---------- MATERIAL SUPPLIED

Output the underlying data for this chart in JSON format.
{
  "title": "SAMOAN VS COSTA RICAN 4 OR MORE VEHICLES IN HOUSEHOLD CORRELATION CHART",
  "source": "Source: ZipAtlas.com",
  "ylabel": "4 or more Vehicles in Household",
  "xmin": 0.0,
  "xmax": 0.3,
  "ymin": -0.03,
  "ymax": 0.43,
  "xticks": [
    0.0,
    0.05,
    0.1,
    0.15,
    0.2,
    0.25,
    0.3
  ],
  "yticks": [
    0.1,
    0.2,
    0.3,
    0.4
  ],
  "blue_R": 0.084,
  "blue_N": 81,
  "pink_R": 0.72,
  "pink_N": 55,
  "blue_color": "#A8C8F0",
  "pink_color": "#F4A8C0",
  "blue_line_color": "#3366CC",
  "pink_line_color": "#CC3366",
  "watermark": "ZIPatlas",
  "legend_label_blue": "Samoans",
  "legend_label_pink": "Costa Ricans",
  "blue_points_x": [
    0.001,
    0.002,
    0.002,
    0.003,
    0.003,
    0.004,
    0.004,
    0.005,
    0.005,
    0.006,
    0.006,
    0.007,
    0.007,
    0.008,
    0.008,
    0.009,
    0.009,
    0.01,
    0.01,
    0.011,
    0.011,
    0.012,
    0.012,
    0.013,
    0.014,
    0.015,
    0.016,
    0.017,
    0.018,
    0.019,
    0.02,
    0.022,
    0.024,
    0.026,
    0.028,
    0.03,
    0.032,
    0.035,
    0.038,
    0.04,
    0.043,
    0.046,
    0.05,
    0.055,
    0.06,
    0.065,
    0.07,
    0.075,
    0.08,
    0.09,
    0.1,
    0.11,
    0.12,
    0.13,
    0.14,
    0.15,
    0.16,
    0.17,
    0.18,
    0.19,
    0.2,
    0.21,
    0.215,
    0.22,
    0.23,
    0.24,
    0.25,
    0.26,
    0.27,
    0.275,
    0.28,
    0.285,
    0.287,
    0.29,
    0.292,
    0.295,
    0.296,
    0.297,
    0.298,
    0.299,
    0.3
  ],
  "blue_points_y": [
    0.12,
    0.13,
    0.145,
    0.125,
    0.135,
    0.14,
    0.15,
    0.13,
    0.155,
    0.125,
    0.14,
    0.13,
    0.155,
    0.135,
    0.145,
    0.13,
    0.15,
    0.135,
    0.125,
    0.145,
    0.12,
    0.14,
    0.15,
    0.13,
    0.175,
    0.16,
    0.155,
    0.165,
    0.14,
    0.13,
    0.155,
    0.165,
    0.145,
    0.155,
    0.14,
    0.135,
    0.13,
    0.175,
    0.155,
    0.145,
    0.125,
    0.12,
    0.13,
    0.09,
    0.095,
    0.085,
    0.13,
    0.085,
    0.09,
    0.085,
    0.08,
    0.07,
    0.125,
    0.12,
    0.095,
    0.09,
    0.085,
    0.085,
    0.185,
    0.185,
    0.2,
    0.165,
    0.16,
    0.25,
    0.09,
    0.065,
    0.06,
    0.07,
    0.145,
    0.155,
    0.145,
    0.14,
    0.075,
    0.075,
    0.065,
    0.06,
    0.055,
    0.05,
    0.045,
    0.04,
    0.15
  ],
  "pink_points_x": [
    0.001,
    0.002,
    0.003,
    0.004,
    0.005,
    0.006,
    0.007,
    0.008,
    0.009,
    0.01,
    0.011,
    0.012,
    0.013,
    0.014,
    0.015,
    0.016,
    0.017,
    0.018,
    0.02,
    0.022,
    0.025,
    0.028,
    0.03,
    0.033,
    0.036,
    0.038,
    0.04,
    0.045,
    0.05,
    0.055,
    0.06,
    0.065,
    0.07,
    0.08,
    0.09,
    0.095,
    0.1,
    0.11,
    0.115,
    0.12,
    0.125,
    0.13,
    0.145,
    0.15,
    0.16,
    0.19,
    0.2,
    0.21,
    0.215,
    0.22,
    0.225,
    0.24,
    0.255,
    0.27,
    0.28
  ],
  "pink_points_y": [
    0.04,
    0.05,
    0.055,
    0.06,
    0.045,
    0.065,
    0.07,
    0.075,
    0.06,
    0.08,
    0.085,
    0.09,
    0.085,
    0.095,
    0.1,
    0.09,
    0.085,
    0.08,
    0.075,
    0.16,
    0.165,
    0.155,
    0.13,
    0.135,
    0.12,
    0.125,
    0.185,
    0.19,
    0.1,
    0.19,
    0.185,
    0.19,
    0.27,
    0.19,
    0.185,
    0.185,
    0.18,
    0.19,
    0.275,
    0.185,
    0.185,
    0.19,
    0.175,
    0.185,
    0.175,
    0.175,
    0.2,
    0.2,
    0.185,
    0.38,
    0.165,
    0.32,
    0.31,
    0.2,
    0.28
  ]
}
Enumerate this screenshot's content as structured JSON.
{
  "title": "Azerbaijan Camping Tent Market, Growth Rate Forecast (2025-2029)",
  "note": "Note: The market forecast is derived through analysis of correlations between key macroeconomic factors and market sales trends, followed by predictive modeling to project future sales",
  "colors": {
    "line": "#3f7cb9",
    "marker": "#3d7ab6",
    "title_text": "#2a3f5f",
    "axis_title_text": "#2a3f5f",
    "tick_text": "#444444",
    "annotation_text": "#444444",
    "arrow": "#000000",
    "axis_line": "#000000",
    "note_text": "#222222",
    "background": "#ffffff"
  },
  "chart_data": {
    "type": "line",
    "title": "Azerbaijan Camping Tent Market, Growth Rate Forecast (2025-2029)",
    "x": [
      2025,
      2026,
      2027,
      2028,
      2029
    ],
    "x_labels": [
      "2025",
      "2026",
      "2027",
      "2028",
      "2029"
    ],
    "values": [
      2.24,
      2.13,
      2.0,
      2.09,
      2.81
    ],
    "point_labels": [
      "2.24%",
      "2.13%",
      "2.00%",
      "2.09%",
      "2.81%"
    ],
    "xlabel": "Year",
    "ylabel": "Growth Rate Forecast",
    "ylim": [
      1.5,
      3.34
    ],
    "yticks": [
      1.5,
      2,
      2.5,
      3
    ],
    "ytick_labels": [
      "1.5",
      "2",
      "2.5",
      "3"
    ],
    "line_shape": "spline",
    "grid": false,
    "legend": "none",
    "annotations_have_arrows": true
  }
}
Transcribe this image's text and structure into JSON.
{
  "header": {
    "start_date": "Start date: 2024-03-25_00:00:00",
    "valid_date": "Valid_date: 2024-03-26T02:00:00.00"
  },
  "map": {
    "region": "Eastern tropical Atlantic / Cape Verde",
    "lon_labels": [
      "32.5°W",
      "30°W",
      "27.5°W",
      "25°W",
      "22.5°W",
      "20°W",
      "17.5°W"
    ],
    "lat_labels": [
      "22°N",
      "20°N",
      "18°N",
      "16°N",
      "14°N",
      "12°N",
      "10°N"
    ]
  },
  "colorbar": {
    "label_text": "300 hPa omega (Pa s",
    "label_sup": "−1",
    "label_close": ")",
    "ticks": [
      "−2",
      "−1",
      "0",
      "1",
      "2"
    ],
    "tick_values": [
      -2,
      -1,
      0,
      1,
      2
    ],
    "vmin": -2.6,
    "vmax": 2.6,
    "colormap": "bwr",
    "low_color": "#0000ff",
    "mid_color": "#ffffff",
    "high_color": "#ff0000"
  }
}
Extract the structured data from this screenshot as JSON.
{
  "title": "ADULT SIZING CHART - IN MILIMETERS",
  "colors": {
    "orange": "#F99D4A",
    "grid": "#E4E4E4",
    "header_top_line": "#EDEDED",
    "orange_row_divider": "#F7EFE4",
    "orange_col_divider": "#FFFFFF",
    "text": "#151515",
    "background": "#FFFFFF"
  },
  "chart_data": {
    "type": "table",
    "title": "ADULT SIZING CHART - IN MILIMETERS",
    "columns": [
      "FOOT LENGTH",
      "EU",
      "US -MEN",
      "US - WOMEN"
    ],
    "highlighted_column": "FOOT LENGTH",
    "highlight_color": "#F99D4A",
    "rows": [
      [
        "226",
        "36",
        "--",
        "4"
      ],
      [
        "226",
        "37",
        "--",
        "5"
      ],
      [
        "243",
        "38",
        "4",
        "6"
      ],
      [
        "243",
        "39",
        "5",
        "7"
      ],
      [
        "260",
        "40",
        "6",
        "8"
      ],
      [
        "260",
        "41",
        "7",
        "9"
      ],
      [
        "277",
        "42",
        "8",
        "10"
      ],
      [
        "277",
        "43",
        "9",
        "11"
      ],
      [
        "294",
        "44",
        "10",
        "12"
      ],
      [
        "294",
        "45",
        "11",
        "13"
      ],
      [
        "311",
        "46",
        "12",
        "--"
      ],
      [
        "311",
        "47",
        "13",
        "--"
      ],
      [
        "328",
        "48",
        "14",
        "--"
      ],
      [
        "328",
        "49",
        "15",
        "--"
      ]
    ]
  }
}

--------------------

(WHAT YOU WILL DO)
Check each line of the entries above for the word "LENGTH". List the ones that have it.

(THE RESULT)
      "FOOT LENGTH",
    "highlighted_column": "FOOT LENGTH",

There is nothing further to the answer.